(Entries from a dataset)

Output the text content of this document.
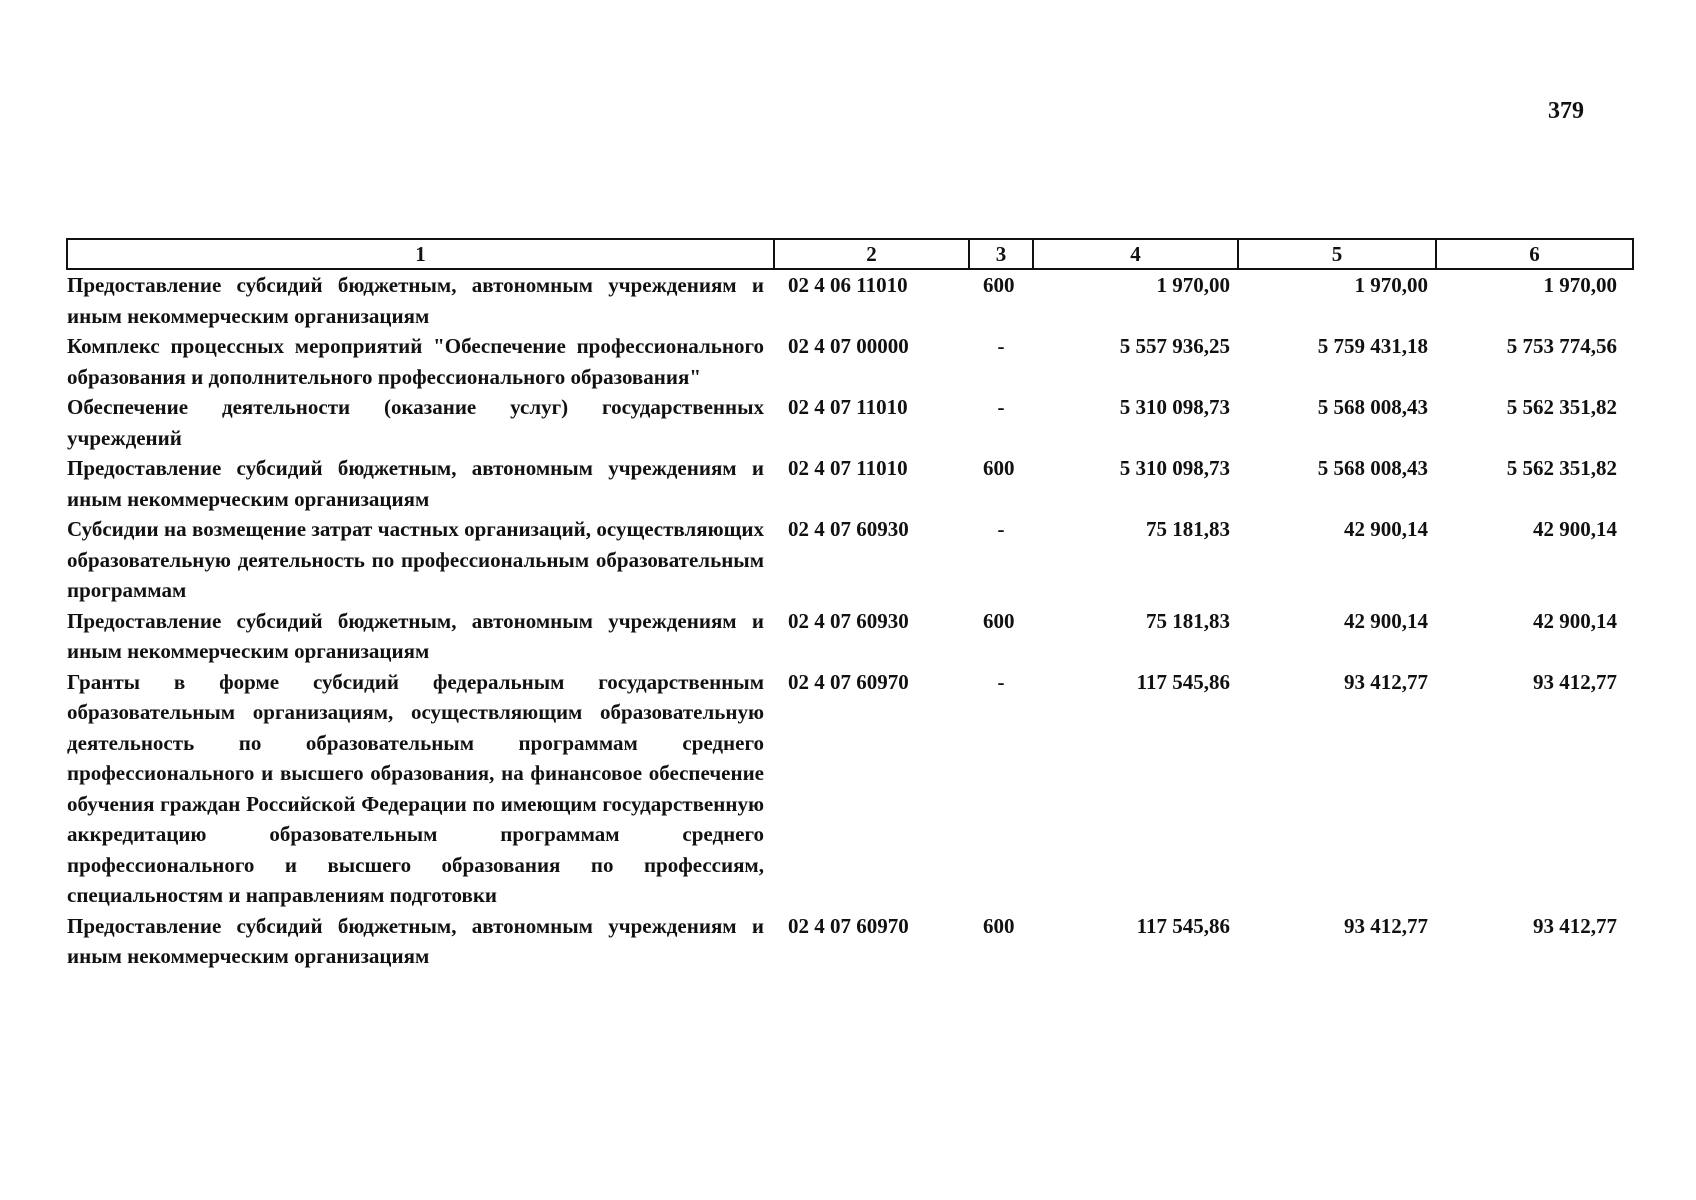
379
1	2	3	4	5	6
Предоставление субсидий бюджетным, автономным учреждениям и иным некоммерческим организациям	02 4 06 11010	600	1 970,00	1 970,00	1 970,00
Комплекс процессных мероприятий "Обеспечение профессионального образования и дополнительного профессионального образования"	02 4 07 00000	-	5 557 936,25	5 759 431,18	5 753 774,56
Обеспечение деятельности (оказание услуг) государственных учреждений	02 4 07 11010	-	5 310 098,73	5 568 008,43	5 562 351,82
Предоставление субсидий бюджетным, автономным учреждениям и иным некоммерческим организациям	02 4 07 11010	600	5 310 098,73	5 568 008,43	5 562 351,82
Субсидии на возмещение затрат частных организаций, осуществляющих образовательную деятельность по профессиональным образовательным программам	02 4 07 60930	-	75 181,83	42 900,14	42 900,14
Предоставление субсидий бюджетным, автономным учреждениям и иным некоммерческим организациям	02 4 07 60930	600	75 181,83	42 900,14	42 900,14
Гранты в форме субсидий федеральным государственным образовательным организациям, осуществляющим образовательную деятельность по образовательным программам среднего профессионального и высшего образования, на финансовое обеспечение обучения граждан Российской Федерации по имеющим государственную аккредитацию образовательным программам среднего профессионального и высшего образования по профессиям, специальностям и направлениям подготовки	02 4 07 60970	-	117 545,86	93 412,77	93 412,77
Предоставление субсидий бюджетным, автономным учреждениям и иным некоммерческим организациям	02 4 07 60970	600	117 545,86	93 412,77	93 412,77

§ WHAT IS NEEDED
Report the number of lines of the listing above that hold the string "автономным", with no other text.

§ RESPONSE TO THIS TASK
4